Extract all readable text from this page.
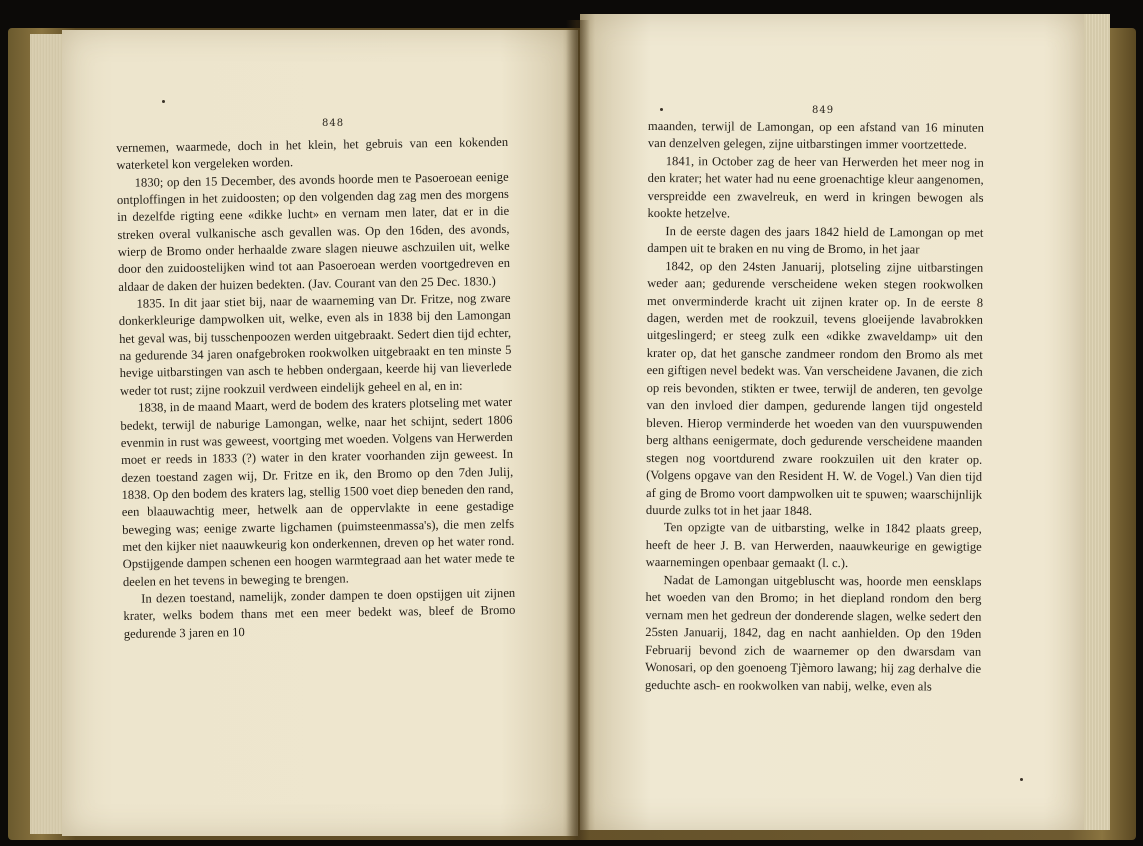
848
849

vernemen, waarmede, doch in het klein, het gebruis van een kokenden waterketel kon vergeleken worden.

1830; op den 15 December, des avonds hoorde men te Pasoeroean eenige ontploffingen in het zuidoosten; op den volgenden dag zag men des morgens in dezelfde rigting eene «dikke lucht» en vernam men later, dat er in die streken overal vulkanische asch gevallen was. Op den 16den, des avonds, wierp de Bromo onder herhaalde zware slagen nieuwe aschzuilen uit, welke door den zuidoostelijken wind tot aan Pasoeroean werden voortgedreven en aldaar de daken der huizen bedekten. (Jav. Courant van den 25 Dec. 1830.)

1835. In dit jaar stiet bij, naar de waarneming van Dr. Fritze, nog zware donkerkleurige dampwolken uit, welke, even als in 1838 bij den Lamongan het geval was, bij tusschenpoozen werden uitgebraakt. Sedert dien tijd echter, na gedurende 34 jaren onafgebroken rookwolken uitgebraakt en ten minste 5 hevige uitbarstingen van asch te hebben ondergaan, keerde hij van lieverlede weder tot rust; zijne rookzuil verdween eindelijk geheel en al, en in:

1838, in de maand Maart, werd de bodem des kraters plotseling met water bedekt, terwijl de naburige Lamongan, welke, naar het schijnt, sedert 1806 evenmin in rust was geweest, voortging met woeden. Volgens van Herwerden moet er reeds in 1833 (?) water in den krater voorhanden zijn geweest. In dezen toestand zagen wij, Dr. Fritze en ik, den Bromo op den 7den Julij, 1838. Op den bodem des kraters lag, stellig 1500 voet diep beneden den rand, een blaauwachtig meer, hetwelk aan de oppervlakte in eene gestadige beweging was; eenige zwarte ligchamen (puimsteenmassa's), die men zelfs met den kijker niet naauwkeurig kon onderkennen, dreven op het water rond. Opstijgende dampen schenen een hoogen warmtegraad aan het water mede te deelen en het tevens in beweging te brengen.

In dezen toestand, namelijk, zonder dampen te doen opstijgen uit zijnen krater, welks bodem thans met een meer bedekt was, bleef de Bromo gedurende 3 jaren en 10

maanden, terwijl de Lamongan, op een afstand van 16 minuten van denzelven gelegen, zijne uitbarstingen immer voortzettede.

1841, in October zag de heer van Herwerden het meer nog in den krater; het water had nu eene groenachtige kleur aangenomen, verspreidde een zwavelreuk, en werd in kringen bewogen als kookte hetzelve.

In de eerste dagen des jaars 1842 hield de Lamongan op met dampen uit te braken en nu ving de Bromo, in het jaar

1842, op den 24sten Januarij, plotseling zijne uitbarstingen weder aan; gedurende verscheidene weken stegen rookwolken met onverminderde kracht uit zijnen krater op. In de eerste 8 dagen, werden met de rookzuil, tevens gloeijende lavabrokken uitgeslingerd; er steeg zulk een «dikke zwaveldamp» uit den krater op, dat het gansche zandmeer rondom den Bromo als met een giftigen nevel bedekt was. Van verscheidene Javanen, die zich op reis bevonden, stikten er twee, terwijl de anderen, ten gevolge van den invloed dier dampen, gedurende langen tijd ongesteld bleven. Hierop verminderde het woeden van den vuurspuwenden berg althans eenigermate, doch gedurende verscheidene maanden stegen nog voortdurend zware rookzuilen uit den krater op. (Volgens opgave van den Resident H. W. de Vogel.) Van dien tijd af ging de Bromo voort dampwolken uit te spuwen; waarschijnlijk duurde zulks tot in het jaar 1848.

Ten opzigte van de uitbarsting, welke in 1842 plaats greep, heeft de heer J. B. van Herwerden, naauwkeurige en gewigtige waarnemingen openbaar gemaakt (l. c.).

Nadat de Lamongan uitgebluscht was, hoorde men eensklaps het woeden van den Bromo; in het diepland rondom den berg vernam men het gedreun der donderende slagen, welke sedert den 25sten Januarij, 1842, dag en nacht aanhielden. Op den 19den Februarij bevond zich de waarnemer op den dwarsdam van Wonosari, op den goenoeng Tjèmoro lawang; hij zag derhalve die geduchte asch- en rookwolken van nabij, welke, even als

------------

Your assignment
Quote the material exactly. Pictures stay out.

Answer to this problem
Extract all readable text from this page.
848
849

vernemen, waarmede, doch in het klein, het gebruis van een kokenden waterketel kon vergeleken worden.

1830; op den 15 December, des avonds hoorde men te Pasoeroean eenige ontploffingen in het zuidoosten; op den volgenden dag zag men des morgens in dezelfde rigting eene «dikke lucht» en vernam men later, dat er in die streken overal vulkanische asch gevallen was. Op den 16den, des avonds, wierp de Bromo onder herhaalde zware slagen nieuwe aschzuilen uit, welke door den zuidoostelijken wind tot aan Pasoeroean werden voortgedreven en aldaar de daken der huizen bedekten. (Jav. Courant van den 25 Dec. 1830.)

1835. In dit jaar stiet bij, naar de waarneming van Dr. Fritze, nog zware donkerkleurige dampwolken uit, welke, even als in 1838 bij den Lamongan het geval was, bij tusschenpoozen werden uitgebraakt. Sedert dien tijd echter, na gedurende 34 jaren onafgebroken rookwolken uitgebraakt en ten minste 5 hevige uitbarstingen van asch te hebben ondergaan, keerde hij van lieverlede weder tot rust; zijne rookzuil verdween eindelijk geheel en al, en in:

1838, in de maand Maart, werd de bodem des kraters plotseling met water bedekt, terwijl de naburige Lamongan, welke, naar het schijnt, sedert 1806 evenmin in rust was geweest, voortging met woeden. Volgens van Herwerden moet er reeds in 1833 (?) water in den krater voorhanden zijn geweest. In dezen toestand zagen wij, Dr. Fritze en ik, den Bromo op den 7den Julij, 1838. Op den bodem des kraters lag, stellig 1500 voet diep beneden den rand, een blaauwachtig meer, hetwelk aan de oppervlakte in eene gestadige beweging was; eenige zwarte ligchamen (puimsteenmassa's), die men zelfs met den kijker niet naauwkeurig kon onderkennen, dreven op het water rond. Opstijgende dampen schenen een hoogen warmtegraad aan het water mede te deelen en het tevens in beweging te brengen.

In dezen toestand, namelijk, zonder dampen te doen opstijgen uit zijnen krater, welks bodem thans met een meer bedekt was, bleef de Bromo gedurende 3 jaren en 10

maanden, terwijl de Lamongan, op een afstand van 16 minuten van denzelven gelegen, zijne uitbarstingen immer voortzettede.

1841, in October zag de heer van Herwerden het meer nog in den krater; het water had nu eene groenachtige kleur aangenomen, verspreidde een zwavelreuk, en werd in kringen bewogen als kookte hetzelve.

In de eerste dagen des jaars 1842 hield de Lamongan op met dampen uit te braken en nu ving de Bromo, in het jaar

1842, op den 24sten Januarij, plotseling zijne uitbarstingen weder aan; gedurende verscheidene weken stegen rookwolken met onverminderde kracht uit zijnen krater op. In de eerste 8 dagen, werden met de rookzuil, tevens gloeijende lavabrokken uitgeslingerd; er steeg zulk een «dikke zwaveldamp» uit den krater op, dat het gansche zandmeer rondom den Bromo als met een giftigen nevel bedekt was. Van verscheidene Javanen, die zich op reis bevonden, stikten er twee, terwijl de anderen, ten gevolge van den invloed dier dampen, gedurende langen tijd ongesteld bleven. Hierop verminderde het woeden van den vuurspuwenden berg althans eenigermate, doch gedurende verscheidene maanden stegen nog voortdurend zware rookzuilen uit den krater op. (Volgens opgave van den Resident H. W. de Vogel.) Van dien tijd af ging de Bromo voort dampwolken uit te spuwen; waarschijnlijk duurde zulks tot in het jaar 1848.

Ten opzigte van de uitbarsting, welke in 1842 plaats greep, heeft de heer J. B. van Herwerden, naauwkeurige en gewigtige waarnemingen openbaar gemaakt (l. c.).

Nadat de Lamongan uitgebluscht was, hoorde men eensklaps het woeden van den Bromo; in het diepland rondom den berg vernam men het gedreun der donderende slagen, welke sedert den 25sten Januarij, 1842, dag en nacht aanhielden. Op den 19den Februarij bevond zich de waarnemer op den dwarsdam van Wonosari, op den goenoeng Tjèmoro lawang; hij zag derhalve die geduchte asch- en rookwolken van nabij, welke, even als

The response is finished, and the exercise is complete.